Description of the task
Every line that contains the word "this" should be copied.

Data supplied
·····
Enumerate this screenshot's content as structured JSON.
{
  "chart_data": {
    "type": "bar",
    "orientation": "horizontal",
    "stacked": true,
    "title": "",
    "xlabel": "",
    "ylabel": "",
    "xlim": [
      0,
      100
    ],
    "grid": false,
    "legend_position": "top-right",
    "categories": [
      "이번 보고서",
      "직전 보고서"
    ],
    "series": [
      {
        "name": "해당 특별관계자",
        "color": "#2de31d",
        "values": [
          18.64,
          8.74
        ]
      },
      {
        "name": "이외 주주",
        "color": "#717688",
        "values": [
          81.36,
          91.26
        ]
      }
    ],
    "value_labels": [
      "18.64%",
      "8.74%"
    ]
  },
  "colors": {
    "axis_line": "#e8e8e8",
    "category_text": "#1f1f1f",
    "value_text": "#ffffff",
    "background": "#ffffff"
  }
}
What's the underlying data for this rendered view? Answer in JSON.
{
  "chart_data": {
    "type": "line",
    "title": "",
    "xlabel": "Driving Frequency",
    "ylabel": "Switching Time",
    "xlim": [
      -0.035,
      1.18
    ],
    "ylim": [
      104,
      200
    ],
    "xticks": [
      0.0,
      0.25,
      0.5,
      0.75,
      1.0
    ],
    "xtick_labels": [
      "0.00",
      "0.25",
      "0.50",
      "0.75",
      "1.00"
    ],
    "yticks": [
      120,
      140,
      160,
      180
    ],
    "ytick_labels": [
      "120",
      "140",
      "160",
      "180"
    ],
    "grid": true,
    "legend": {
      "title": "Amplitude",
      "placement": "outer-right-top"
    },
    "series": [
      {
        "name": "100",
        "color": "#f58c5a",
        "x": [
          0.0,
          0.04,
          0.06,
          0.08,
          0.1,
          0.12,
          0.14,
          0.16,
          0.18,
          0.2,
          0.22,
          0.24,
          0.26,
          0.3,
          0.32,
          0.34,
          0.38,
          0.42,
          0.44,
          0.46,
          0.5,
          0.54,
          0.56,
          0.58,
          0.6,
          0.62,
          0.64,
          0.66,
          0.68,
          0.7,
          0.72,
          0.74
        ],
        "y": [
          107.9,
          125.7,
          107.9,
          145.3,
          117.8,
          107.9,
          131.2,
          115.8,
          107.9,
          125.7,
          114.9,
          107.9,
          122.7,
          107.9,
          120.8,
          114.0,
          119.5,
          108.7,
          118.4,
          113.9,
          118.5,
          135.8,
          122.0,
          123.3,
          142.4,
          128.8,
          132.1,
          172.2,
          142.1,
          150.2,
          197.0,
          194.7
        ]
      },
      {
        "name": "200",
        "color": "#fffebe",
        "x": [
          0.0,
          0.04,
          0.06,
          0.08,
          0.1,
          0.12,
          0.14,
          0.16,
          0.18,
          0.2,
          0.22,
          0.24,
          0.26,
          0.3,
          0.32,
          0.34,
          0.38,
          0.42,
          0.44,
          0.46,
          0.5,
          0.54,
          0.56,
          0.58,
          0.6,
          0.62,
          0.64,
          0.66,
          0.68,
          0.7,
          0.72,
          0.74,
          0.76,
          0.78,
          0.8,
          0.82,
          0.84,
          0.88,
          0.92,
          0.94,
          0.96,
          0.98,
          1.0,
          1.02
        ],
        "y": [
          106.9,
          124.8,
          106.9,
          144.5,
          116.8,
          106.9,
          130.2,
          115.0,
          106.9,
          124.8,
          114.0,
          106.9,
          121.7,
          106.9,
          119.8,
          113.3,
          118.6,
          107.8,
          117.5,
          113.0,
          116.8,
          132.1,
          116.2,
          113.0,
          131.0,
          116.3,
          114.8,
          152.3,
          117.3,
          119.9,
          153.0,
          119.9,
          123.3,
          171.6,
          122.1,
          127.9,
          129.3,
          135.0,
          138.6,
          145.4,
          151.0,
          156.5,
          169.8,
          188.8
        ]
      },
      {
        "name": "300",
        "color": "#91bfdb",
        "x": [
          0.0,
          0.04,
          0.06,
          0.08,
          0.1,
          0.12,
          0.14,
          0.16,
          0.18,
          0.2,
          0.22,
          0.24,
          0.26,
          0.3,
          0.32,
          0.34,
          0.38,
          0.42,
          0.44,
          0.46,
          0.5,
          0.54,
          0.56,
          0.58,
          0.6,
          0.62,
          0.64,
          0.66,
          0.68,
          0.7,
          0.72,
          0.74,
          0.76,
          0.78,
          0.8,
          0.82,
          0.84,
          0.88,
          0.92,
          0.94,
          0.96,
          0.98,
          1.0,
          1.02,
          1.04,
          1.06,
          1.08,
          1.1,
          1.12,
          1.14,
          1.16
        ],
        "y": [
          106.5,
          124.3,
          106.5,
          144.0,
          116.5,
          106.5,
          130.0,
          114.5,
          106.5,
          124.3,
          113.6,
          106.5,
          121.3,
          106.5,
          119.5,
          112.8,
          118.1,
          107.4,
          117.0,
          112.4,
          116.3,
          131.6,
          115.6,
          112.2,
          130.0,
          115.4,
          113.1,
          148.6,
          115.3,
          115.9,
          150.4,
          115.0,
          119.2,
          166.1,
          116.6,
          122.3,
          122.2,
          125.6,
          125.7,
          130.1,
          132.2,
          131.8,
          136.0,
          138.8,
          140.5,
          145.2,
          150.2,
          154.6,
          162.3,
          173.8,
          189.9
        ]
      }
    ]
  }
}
·····
Written solution
Enumerate this screenshot's content as structured JSON.
What's the underlying data for this rendered view? Answer in JSON.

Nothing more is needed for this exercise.